◆ EXERCISE DESCRIPTION
List every line in this data where the string "shown" occurs.

◆ SUPPLIED INFORMATION
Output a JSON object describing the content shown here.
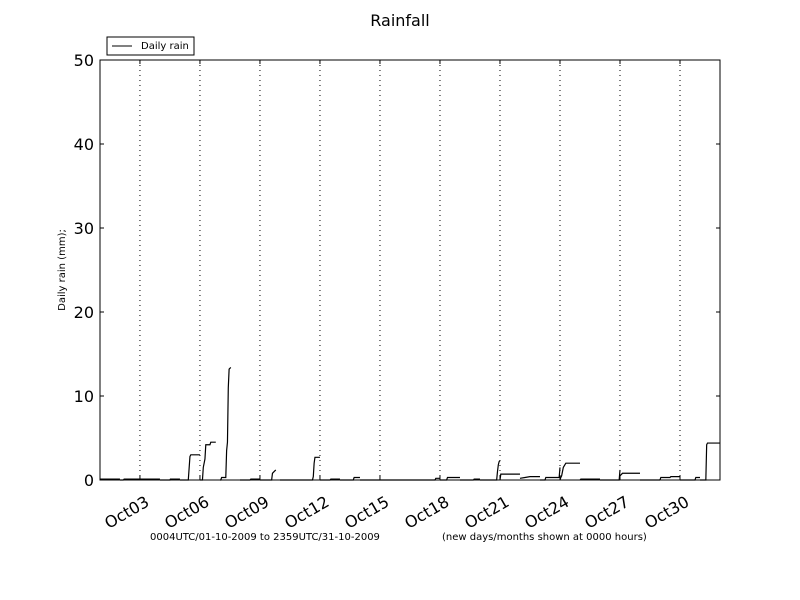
{
  "chart_data": {
    "type": "line",
    "title": "Rainfall",
    "ylabel": "Daily rain  (mm);",
    "xlabel": "0004UTC/01-10-2009 to 2359UTC/31-10-2009",
    "note": "(new days/months shown at 0000 hours)",
    "ylim": [
      0,
      50
    ],
    "yticks": [
      0,
      10,
      20,
      30,
      40,
      50
    ],
    "xlim": [
      "2009-10-01 00:04",
      "2009-11-01 00:00"
    ],
    "xticks": [
      {
        "date": "2009-10-03",
        "label": "Oct03"
      },
      {
        "date": "2009-10-06",
        "label": "Oct06"
      },
      {
        "date": "2009-10-09",
        "label": "Oct09"
      },
      {
        "date": "2009-10-12",
        "label": "Oct12"
      },
      {
        "date": "2009-10-15",
        "label": "Oct15"
      },
      {
        "date": "2009-10-18",
        "label": "Oct18"
      },
      {
        "date": "2009-10-21",
        "label": "Oct21"
      },
      {
        "date": "2009-10-24",
        "label": "Oct24"
      },
      {
        "date": "2009-10-27",
        "label": "Oct27"
      },
      {
        "date": "2009-10-30",
        "label": "Oct30"
      }
    ],
    "grid": "x-dotted",
    "legend_position": "top-left",
    "series": [
      {
        "name": "Daily rain",
        "color": "#000000",
        "segments": [
          [
            [
              "2009-10-01 00:04",
              0.1
            ],
            [
              "2009-10-02 00:00",
              0.1
            ]
          ],
          [
            [
              "2009-10-02 00:00",
              0
            ],
            [
              "2009-10-02 04:00",
              0
            ],
            [
              "2009-10-02 05:00",
              0.1
            ],
            [
              "2009-10-04 00:00",
              0.1
            ]
          ],
          [
            [
              "2009-10-04 00:00",
              0
            ],
            [
              "2009-10-04 12:00",
              0
            ],
            [
              "2009-10-04 12:30",
              0.1
            ],
            [
              "2009-10-05 00:00",
              0.1
            ]
          ],
          [
            [
              "2009-10-05 00:00",
              0
            ],
            [
              "2009-10-05 10:00",
              0
            ],
            [
              "2009-10-05 12:00",
              2.8
            ],
            [
              "2009-10-05 13:00",
              3.0
            ],
            [
              "2009-10-06 00:00",
              3.0
            ]
          ],
          [
            [
              "2009-10-06 00:00",
              0
            ],
            [
              "2009-10-06 03:00",
              0
            ],
            [
              "2009-10-06 04:00",
              1.5
            ],
            [
              "2009-10-06 06:00",
              2.5
            ],
            [
              "2009-10-06 07:00",
              4.2
            ],
            [
              "2009-10-06 12:00",
              4.2
            ],
            [
              "2009-10-06 13:00",
              4.5
            ],
            [
              "2009-10-06 19:00",
              4.5
            ]
          ],
          [
            [
              "2009-10-07 00:00",
              0
            ],
            [
              "2009-10-07 01:00",
              0
            ],
            [
              "2009-10-07 02:00",
              0.3
            ],
            [
              "2009-10-07 07:00",
              0.3
            ],
            [
              "2009-10-07 08:00",
              3.5
            ],
            [
              "2009-10-07 09:00",
              4.5
            ],
            [
              "2009-10-07 10:00",
              11.0
            ],
            [
              "2009-10-07 11:00",
              13.2
            ],
            [
              "2009-10-07 13:00",
              13.4
            ]
          ],
          [
            [
              "2009-10-08 00:00",
              0
            ],
            [
              "2009-10-08 12:00",
              0
            ],
            [
              "2009-10-08 13:00",
              0.1
            ],
            [
              "2009-10-09 00:00",
              0.1
            ]
          ],
          [
            [
              "2009-10-09 00:00",
              0
            ],
            [
              "2009-10-09 14:00",
              0
            ],
            [
              "2009-10-09 15:00",
              0.8
            ],
            [
              "2009-10-09 17:00",
              1.0
            ],
            [
              "2009-10-09 19:00",
              1.2
            ]
          ],
          [
            [
              "2009-10-10 00:00",
              0
            ],
            [
              "2009-10-11 15:00",
              0
            ],
            [
              "2009-10-11 16:00",
              0.4
            ],
            [
              "2009-10-11 17:00",
              2.0
            ],
            [
              "2009-10-11 18:00",
              2.7
            ],
            [
              "2009-10-12 00:00",
              2.7
            ]
          ],
          [
            [
              "2009-10-12 00:00",
              0
            ],
            [
              "2009-10-12 12:00",
              0
            ],
            [
              "2009-10-12 13:00",
              0.1
            ],
            [
              "2009-10-13 00:00",
              0.1
            ]
          ],
          [
            [
              "2009-10-13 00:00",
              0
            ],
            [
              "2009-10-13 16:00",
              0
            ],
            [
              "2009-10-13 17:00",
              0.3
            ],
            [
              "2009-10-14 00:00",
              0.3
            ]
          ],
          [
            [
              "2009-10-14 00:00",
              0
            ],
            [
              "2009-10-17 18:00",
              0
            ],
            [
              "2009-10-17 19:00",
              0.2
            ],
            [
              "2009-10-18 00:00",
              0.2
            ]
          ],
          [
            [
              "2009-10-18 00:00",
              0
            ],
            [
              "2009-10-18 08:00",
              0
            ],
            [
              "2009-10-18 09:00",
              0.3
            ],
            [
              "2009-10-19 00:00",
              0.3
            ]
          ],
          [
            [
              "2009-10-19 00:00",
              0
            ],
            [
              "2009-10-19 16:00",
              0
            ],
            [
              "2009-10-19 17:00",
              0.1
            ],
            [
              "2009-10-20 00:00",
              0.1
            ]
          ],
          [
            [
              "2009-10-20 00:00",
              0
            ],
            [
              "2009-10-20 20:00",
              0
            ],
            [
              "2009-10-20 21:00",
              1.0
            ],
            [
              "2009-10-20 22:00",
              1.8
            ],
            [
              "2009-10-20 23:00",
              2.2
            ],
            [
              "2009-10-21 00:00",
              2.3
            ]
          ],
          [
            [
              "2009-10-21 00:00",
              0
            ],
            [
              "2009-10-21 01:00",
              0.7
            ],
            [
              "2009-10-22 00:00",
              0.7
            ]
          ],
          [
            [
              "2009-10-22 00:00",
              0.2
            ],
            [
              "2009-10-22 06:00",
              0.3
            ],
            [
              "2009-10-22 12:00",
              0.4
            ],
            [
              "2009-10-23 00:00",
              0.4
            ]
          ],
          [
            [
              "2009-10-23 00:00",
              0
            ],
            [
              "2009-10-23 06:00",
              0
            ],
            [
              "2009-10-23 07:00",
              0.3
            ],
            [
              "2009-10-23 23:00",
              0.3
            ],
            [
              "2009-10-24 00:00",
              1.5
            ]
          ],
          [
            [
              "2009-10-24 00:00",
              0
            ],
            [
              "2009-10-24 01:00",
              0.3
            ],
            [
              "2009-10-24 02:00",
              0.5
            ],
            [
              "2009-10-24 04:00",
              1.5
            ],
            [
              "2009-10-24 07:00",
              2.0
            ],
            [
              "2009-10-25 00:00",
              2.0
            ]
          ],
          [
            [
              "2009-10-25 00:00",
              0
            ],
            [
              "2009-10-25 01:00",
              0.1
            ],
            [
              "2009-10-26 00:00",
              0.1
            ]
          ],
          [
            [
              "2009-10-26 00:00",
              0
            ],
            [
              "2009-10-26 23:00",
              0
            ],
            [
              "2009-10-27 00:00",
              1.2
            ]
          ],
          [
            [
              "2009-10-27 00:00",
              0.5
            ],
            [
              "2009-10-27 03:00",
              0.8
            ],
            [
              "2009-10-28 00:00",
              0.8
            ]
          ],
          [
            [
              "2009-10-28 00:00",
              0
            ],
            [
              "2009-10-29 00:00",
              0
            ]
          ],
          [
            [
              "2009-10-29 00:00",
              0
            ],
            [
              "2009-10-29 01:00",
              0.3
            ],
            [
              "2009-10-29 12:00",
              0.3
            ],
            [
              "2009-10-29 13:00",
              0.4
            ],
            [
              "2009-10-30 00:00",
              0.4
            ]
          ],
          [
            [
              "2009-10-30 00:00",
              0
            ],
            [
              "2009-10-30 18:00",
              0
            ],
            [
              "2009-10-30 19:00",
              0.3
            ],
            [
              "2009-10-31 00:00",
              0.3
            ]
          ],
          [
            [
              "2009-10-31 00:00",
              0
            ],
            [
              "2009-10-31 07:00",
              0
            ],
            [
              "2009-10-31 08:00",
              4.2
            ],
            [
              "2009-10-31 09:00",
              4.4
            ],
            [
              "2009-11-01 00:00",
              4.4
            ]
          ]
        ]
      }
    ]
  }
}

◆ EXERCISE ANSWER
Output a JSON object describing the content shown here.
    "note": "(new days/months shown at 0000 hours)",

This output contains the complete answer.